→ **Exercise**: All of the data that follows should be retyped exactly, please, except the pictures.

→ **Available data**:
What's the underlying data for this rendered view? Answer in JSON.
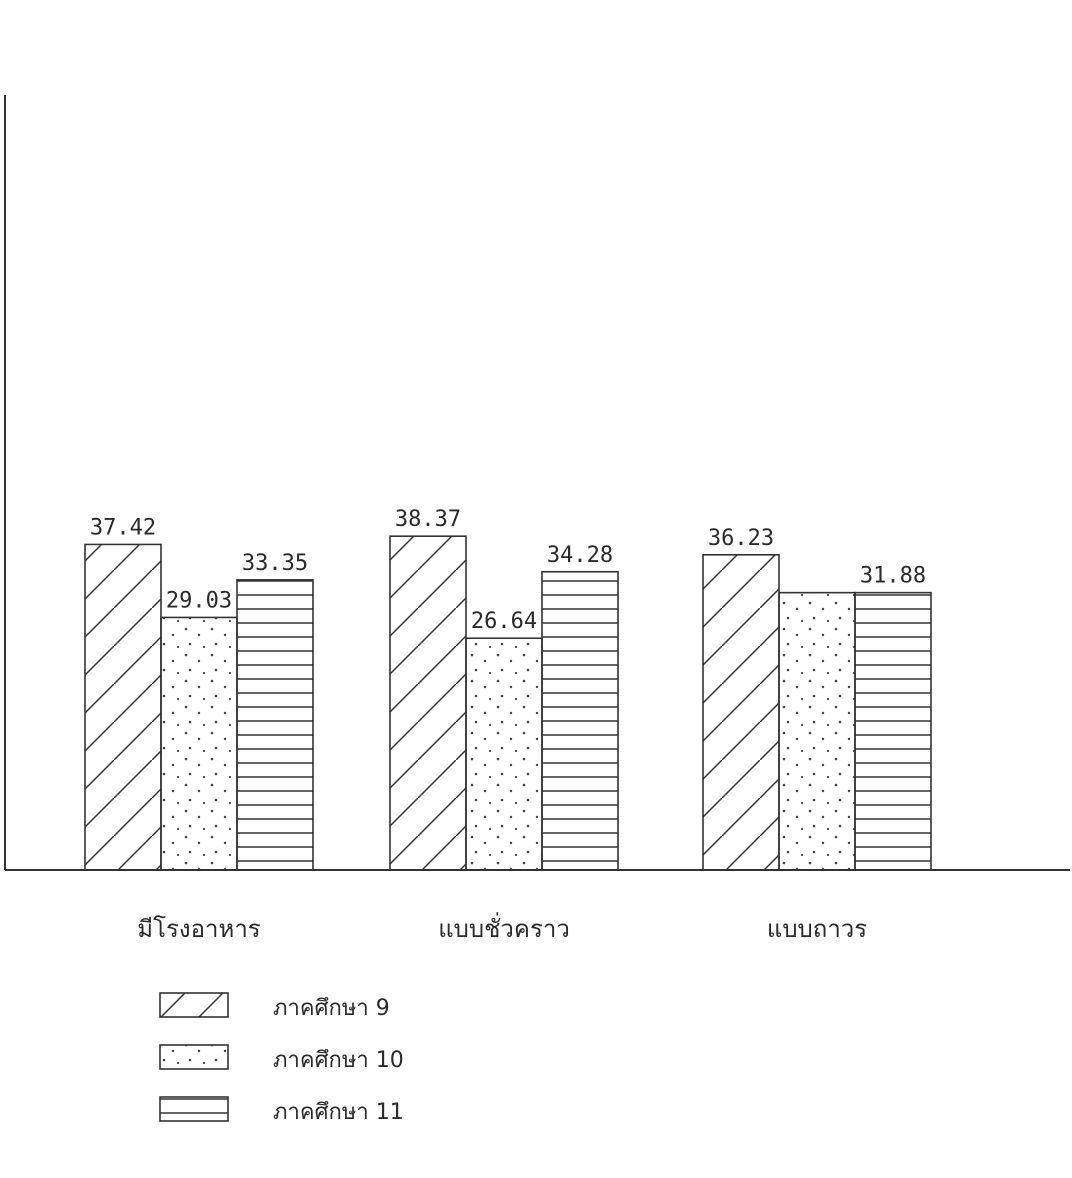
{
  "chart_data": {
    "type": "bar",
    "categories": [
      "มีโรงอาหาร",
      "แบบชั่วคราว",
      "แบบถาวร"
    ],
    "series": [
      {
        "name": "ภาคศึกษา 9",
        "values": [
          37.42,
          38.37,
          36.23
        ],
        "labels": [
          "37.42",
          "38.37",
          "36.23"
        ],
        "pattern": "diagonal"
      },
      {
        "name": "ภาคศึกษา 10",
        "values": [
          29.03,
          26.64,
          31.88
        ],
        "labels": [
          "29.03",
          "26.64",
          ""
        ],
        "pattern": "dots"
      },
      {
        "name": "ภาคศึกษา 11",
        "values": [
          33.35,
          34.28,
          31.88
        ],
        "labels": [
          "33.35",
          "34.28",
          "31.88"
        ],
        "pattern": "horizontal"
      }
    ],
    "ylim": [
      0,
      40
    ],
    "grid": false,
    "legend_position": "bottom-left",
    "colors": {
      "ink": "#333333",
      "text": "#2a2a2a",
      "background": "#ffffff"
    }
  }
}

→ **Problem solution**:
What's the underlying data for this rendered view? Answer in JSON.
{
  "chart_data": {
    "type": "bar",
    "categories": [
      "มีโรงอาหาร",
      "แบบชั่วคราว",
      "แบบถาวร"
    ],
    "series": [
      {
        "name": "ภาคศึกษา 9",
        "values": [
          37.42,
          38.37,
          36.23
        ],
        "labels": [
          "37.42",
          "38.37",
          "36.23"
        ],
        "pattern": "diagonal"
      },
      {
        "name": "ภาคศึกษา 10",
        "values": [
          29.03,
          26.64,
          31.88
        ],
        "labels": [
          "29.03",
          "26.64",
          ""
        ],
        "pattern": "dots"
      },
      {
        "name": "ภาคศึกษา 11",
        "values": [
          33.35,
          34.28,
          31.88
        ],
        "labels": [
          "33.35",
          "34.28",
          "31.88"
        ],
        "pattern": "horizontal"
      }
    ],
    "ylim": [
      0,
      40
    ],
    "grid": false,
    "legend_position": "bottom-left",
    "colors": {
      "ink": "#333333",
      "text": "#2a2a2a",
      "background": "#ffffff"
    }
  }
}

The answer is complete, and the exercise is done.